Filter these entries, keeping only lines that hold the word "Масса".

(Some records)
* * * *

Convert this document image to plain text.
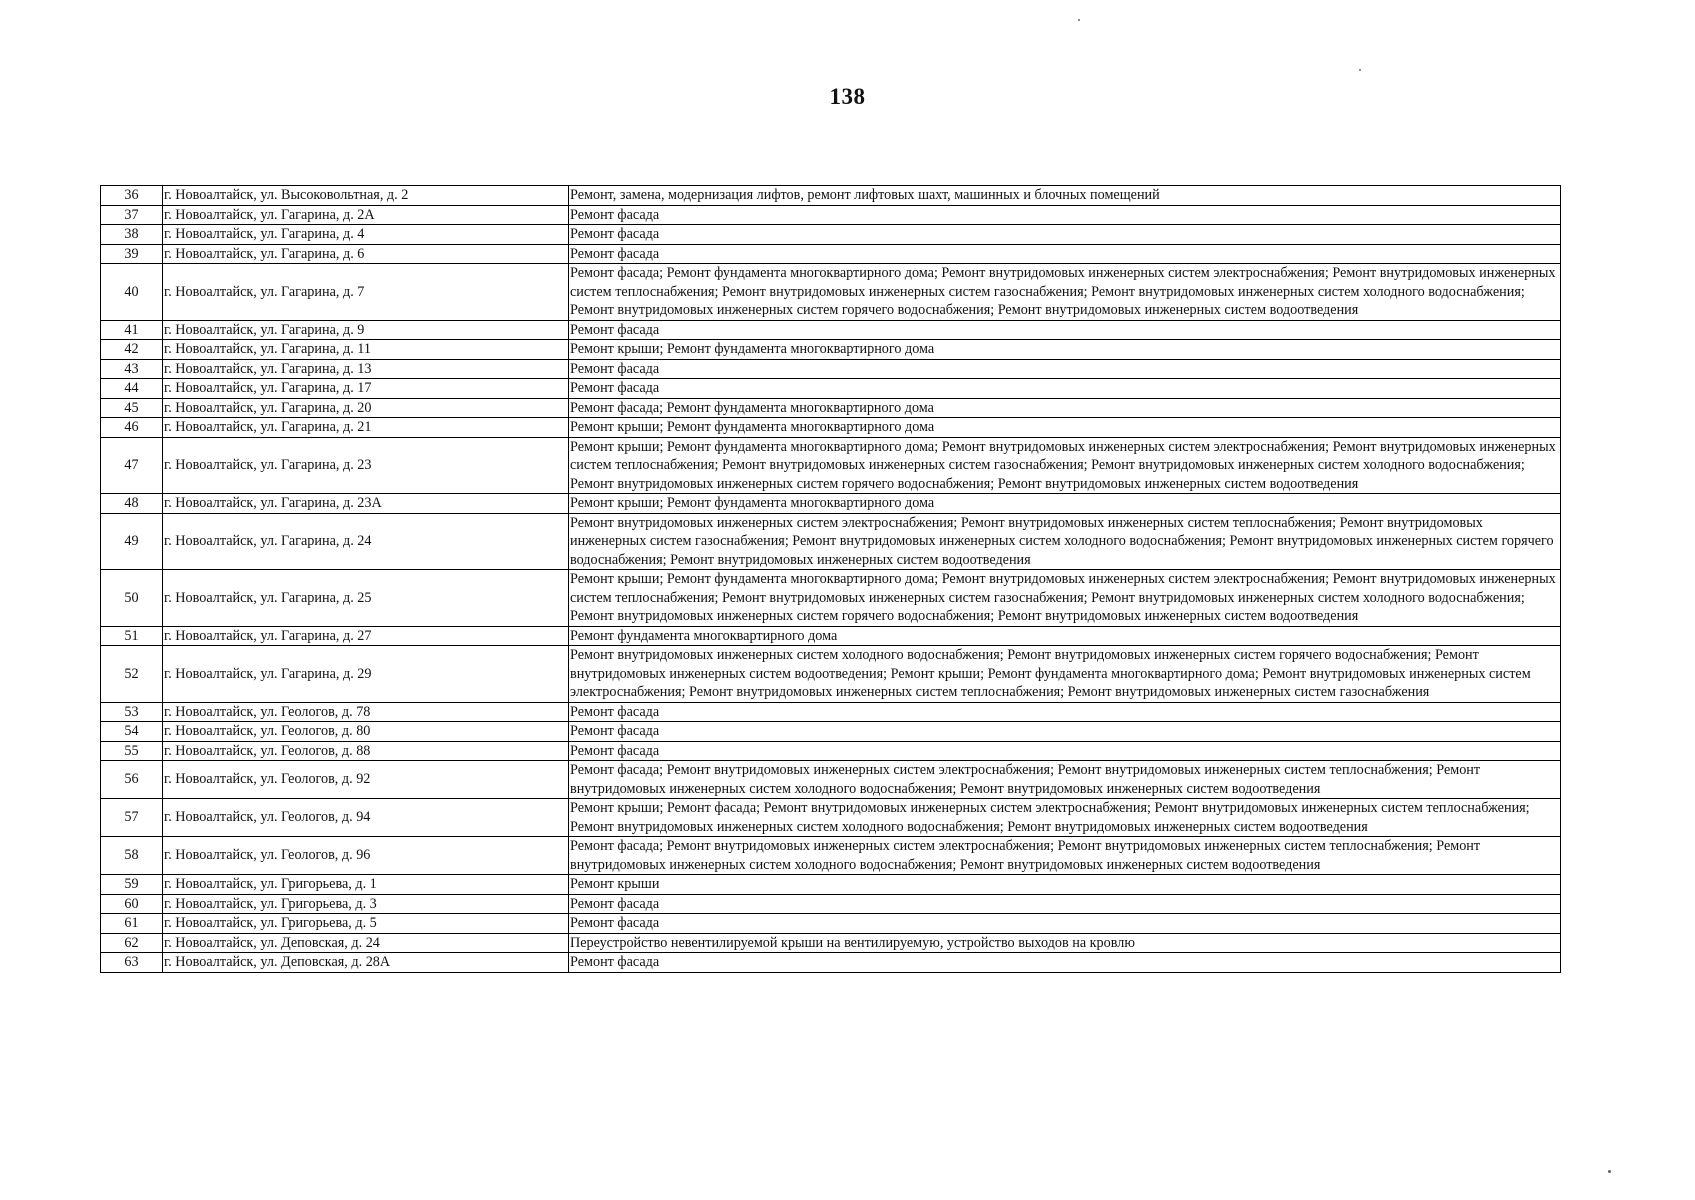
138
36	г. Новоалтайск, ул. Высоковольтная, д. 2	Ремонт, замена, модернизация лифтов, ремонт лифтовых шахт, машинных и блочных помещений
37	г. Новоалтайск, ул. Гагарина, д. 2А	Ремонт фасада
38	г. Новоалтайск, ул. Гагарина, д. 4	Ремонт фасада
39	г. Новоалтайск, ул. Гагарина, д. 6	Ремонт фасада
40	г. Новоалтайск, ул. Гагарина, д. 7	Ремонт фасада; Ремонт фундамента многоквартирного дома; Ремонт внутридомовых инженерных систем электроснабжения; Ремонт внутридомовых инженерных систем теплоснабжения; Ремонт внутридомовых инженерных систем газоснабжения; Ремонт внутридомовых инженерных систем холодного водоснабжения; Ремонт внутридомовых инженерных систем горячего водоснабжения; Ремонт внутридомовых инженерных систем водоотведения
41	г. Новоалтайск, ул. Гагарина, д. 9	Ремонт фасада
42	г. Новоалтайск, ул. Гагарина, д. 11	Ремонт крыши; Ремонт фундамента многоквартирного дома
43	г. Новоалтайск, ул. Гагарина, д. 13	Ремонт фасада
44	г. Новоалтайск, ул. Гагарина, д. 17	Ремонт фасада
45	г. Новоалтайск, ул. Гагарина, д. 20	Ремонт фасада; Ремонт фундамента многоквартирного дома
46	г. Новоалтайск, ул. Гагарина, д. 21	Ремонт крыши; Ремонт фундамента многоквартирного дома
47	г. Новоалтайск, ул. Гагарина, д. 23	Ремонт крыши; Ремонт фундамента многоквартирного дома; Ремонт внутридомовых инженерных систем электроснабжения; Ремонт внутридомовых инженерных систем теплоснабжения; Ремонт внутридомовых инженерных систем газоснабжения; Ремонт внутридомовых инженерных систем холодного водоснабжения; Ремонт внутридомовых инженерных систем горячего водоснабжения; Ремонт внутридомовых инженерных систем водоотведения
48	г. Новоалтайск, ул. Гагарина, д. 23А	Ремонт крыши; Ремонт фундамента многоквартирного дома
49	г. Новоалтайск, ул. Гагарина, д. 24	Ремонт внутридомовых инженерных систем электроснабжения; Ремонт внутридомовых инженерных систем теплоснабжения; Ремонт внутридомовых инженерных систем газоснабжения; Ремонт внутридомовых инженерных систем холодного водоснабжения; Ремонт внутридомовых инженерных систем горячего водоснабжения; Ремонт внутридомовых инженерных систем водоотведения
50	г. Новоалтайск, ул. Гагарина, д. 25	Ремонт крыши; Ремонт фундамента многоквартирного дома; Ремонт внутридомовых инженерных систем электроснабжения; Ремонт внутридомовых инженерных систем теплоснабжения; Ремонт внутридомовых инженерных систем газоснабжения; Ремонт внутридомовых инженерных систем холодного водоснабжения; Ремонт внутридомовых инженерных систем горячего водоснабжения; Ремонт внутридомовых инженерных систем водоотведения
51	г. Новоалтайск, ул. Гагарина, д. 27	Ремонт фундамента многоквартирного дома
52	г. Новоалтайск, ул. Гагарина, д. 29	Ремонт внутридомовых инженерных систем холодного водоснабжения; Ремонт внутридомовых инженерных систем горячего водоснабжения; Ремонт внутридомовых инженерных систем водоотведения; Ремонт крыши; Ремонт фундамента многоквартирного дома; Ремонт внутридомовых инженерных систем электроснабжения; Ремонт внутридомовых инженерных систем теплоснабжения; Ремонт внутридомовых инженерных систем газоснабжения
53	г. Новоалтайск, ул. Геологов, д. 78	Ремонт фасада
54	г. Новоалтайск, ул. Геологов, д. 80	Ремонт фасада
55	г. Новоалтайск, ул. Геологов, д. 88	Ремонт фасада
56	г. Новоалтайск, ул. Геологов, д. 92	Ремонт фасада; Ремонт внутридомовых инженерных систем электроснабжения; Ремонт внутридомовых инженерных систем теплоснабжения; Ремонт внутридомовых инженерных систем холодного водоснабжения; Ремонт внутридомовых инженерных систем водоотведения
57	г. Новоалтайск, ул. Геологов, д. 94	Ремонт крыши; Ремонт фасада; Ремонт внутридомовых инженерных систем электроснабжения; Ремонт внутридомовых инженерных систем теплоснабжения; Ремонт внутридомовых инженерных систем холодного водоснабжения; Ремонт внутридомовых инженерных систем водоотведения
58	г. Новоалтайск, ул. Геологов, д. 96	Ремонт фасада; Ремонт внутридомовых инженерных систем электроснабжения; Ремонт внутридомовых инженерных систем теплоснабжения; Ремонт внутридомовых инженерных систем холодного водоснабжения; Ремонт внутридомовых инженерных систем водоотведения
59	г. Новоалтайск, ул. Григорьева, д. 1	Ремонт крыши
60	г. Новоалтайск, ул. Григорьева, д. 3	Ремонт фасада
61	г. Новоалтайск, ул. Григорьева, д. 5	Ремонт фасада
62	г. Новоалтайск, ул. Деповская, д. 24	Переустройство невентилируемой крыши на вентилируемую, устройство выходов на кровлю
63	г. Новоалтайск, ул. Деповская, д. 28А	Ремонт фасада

* * * *

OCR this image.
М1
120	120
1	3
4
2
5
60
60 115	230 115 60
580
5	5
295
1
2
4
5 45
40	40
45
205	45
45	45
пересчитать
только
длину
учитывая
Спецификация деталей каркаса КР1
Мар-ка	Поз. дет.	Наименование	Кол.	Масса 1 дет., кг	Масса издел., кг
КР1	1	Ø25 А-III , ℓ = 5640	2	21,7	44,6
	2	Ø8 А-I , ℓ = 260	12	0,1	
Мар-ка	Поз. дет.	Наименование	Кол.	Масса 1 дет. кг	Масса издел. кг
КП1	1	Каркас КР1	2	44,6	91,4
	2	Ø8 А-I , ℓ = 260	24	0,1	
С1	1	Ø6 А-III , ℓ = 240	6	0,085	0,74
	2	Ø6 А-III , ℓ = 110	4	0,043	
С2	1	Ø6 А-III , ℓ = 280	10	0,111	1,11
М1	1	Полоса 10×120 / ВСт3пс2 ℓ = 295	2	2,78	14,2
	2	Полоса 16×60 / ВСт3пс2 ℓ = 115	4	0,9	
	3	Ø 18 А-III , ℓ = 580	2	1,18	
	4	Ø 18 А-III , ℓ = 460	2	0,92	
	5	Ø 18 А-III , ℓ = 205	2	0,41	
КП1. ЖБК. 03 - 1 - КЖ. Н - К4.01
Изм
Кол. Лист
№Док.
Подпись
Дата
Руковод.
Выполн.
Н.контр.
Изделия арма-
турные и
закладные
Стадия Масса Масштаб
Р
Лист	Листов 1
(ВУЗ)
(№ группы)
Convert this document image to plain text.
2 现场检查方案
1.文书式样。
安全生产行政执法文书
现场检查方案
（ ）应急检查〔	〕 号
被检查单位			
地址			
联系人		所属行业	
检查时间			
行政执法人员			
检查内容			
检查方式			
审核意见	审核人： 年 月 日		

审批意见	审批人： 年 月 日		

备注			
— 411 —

* * * *

_Task output_
Мар-ка	Поз. дет.	Наименование	Кол.	Масса 1 дет., кг	Масса издел., кг
Мар-ка	Поз. дет.	Наименование	Кол.	Масса 1 дет. кг	Масса издел. кг
Стадия Масса Масштаб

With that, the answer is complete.